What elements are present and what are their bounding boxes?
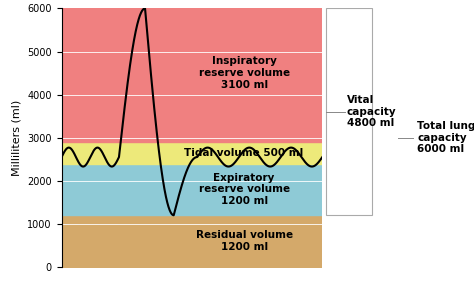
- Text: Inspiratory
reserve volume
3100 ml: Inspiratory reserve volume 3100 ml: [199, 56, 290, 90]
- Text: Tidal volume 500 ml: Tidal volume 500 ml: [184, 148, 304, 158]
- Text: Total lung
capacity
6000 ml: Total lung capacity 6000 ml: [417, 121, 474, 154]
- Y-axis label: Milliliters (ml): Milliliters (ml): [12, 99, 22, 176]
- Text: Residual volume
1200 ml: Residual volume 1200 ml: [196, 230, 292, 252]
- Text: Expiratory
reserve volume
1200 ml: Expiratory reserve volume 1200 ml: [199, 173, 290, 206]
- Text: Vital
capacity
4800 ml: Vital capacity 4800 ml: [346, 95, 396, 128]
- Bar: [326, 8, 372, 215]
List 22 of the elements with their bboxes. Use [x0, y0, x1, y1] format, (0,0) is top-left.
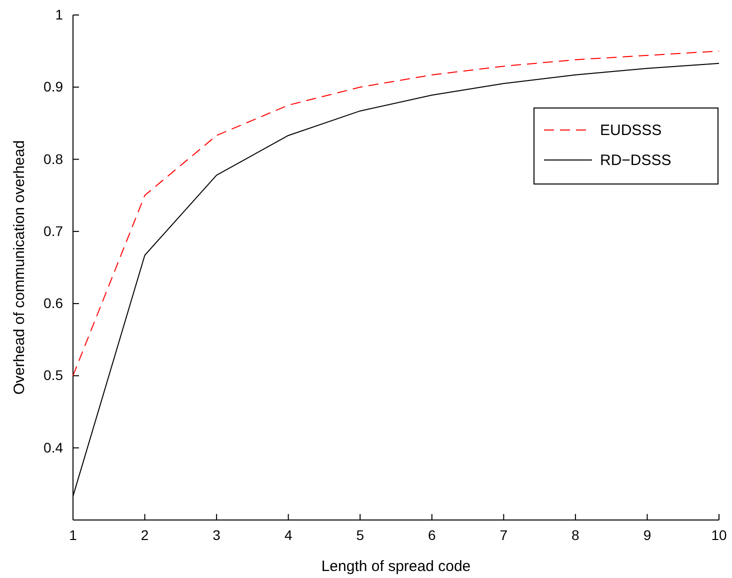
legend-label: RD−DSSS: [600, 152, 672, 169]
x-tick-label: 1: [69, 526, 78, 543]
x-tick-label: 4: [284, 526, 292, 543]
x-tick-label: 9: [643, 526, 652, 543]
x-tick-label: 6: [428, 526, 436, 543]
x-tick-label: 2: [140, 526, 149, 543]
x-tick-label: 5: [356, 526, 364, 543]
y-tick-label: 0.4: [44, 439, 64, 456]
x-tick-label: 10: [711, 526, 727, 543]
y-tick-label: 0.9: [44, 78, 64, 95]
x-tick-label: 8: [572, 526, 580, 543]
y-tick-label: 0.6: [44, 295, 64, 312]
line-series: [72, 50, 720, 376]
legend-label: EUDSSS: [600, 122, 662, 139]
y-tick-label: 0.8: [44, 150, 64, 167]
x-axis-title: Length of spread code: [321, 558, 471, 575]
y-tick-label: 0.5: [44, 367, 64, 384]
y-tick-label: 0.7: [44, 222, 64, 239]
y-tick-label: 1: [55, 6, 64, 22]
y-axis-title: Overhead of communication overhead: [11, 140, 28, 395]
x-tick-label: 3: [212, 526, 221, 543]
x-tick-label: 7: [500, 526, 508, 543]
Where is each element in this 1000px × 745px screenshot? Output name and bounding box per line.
--------------------
| WHAT YOU HAVE TO DO |
Rewrite every line of the rows above as one numbered list, skipping blank lines and leaving out the pictures.

| WRITTEN RESPONSE |
1. What elements are present and what are their bounding boxes?
2. - Text: Inspiratory
3. reserve volume
4. 3100 ml: Inspiratory reserve volume 3100 ml: [199, 56, 290, 90]
5. - Text: Tidal volume 500 ml: Tidal volume 500 ml: [184, 148, 304, 158]
6. - Text: Total lung
7. capacity
8. 6000 ml: Total lung capacity 6000 ml: [417, 121, 474, 154]
9. - Y-axis label: Milliliters (ml): Milliliters (ml): [12, 99, 22, 176]
10. - Text: Residual volume
11. 1200 ml: Residual volume 1200 ml: [196, 230, 292, 252]
12. - Text: Expiratory
13. reserve volume
14. 1200 ml: Expiratory reserve volume 1200 ml: [199, 173, 290, 206]
15. - Text: Vital
16. capacity
17. 4800 ml: Vital capacity 4800 ml: [346, 95, 396, 128]
18. - Bar: [326, 8, 372, 215]
19. List 22 of the elements with their bboxes. Use [x0, y0, x1, y1] format, (0,0) is top-left.
20. legend-label: RD−DSSS: [600, 152, 672, 169]
21. x-tick-label: 1: [69, 526, 78, 543]
22. x-tick-label: 4: [284, 526, 292, 543]
23. x-tick-label: 9: [643, 526, 652, 543]
24. x-tick-label: 6: [428, 526, 436, 543]
25. x-tick-label: 2: [140, 526, 149, 543]
26. x-tick-label: 5: [356, 526, 364, 543]
27. y-tick-label: 0.4: [44, 439, 64, 456]
28. x-tick-label: 10: [711, 526, 727, 543]
29. y-tick-label: 0.9: [44, 78, 64, 95]
30. x-tick-label: 8: [572, 526, 580, 543]
31. y-tick-label: 0.6: [44, 295, 64, 312]
32. line-series: [72, 50, 720, 376]
33. legend-label: EUDSSS: [600, 122, 662, 139]
34. y-tick-label: 0.8: [44, 150, 64, 167]
35. x-axis-title: Length of spread code: [321, 558, 471, 575]
36. y-tick-label: 0.5: [44, 367, 64, 384]
37. y-tick-label: 0.7: [44, 222, 64, 239]
38. y-tick-label: 1: [55, 6, 64, 22]
39. y-axis-title: Overhead of communication overhead: [11, 140, 28, 395]
40. x-tick-label: 3: [212, 526, 221, 543]
41. x-tick-label: 7: [500, 526, 508, 543]
42. Where is each element in this 1000px × 745px screenshot? Output name and bounding box per line.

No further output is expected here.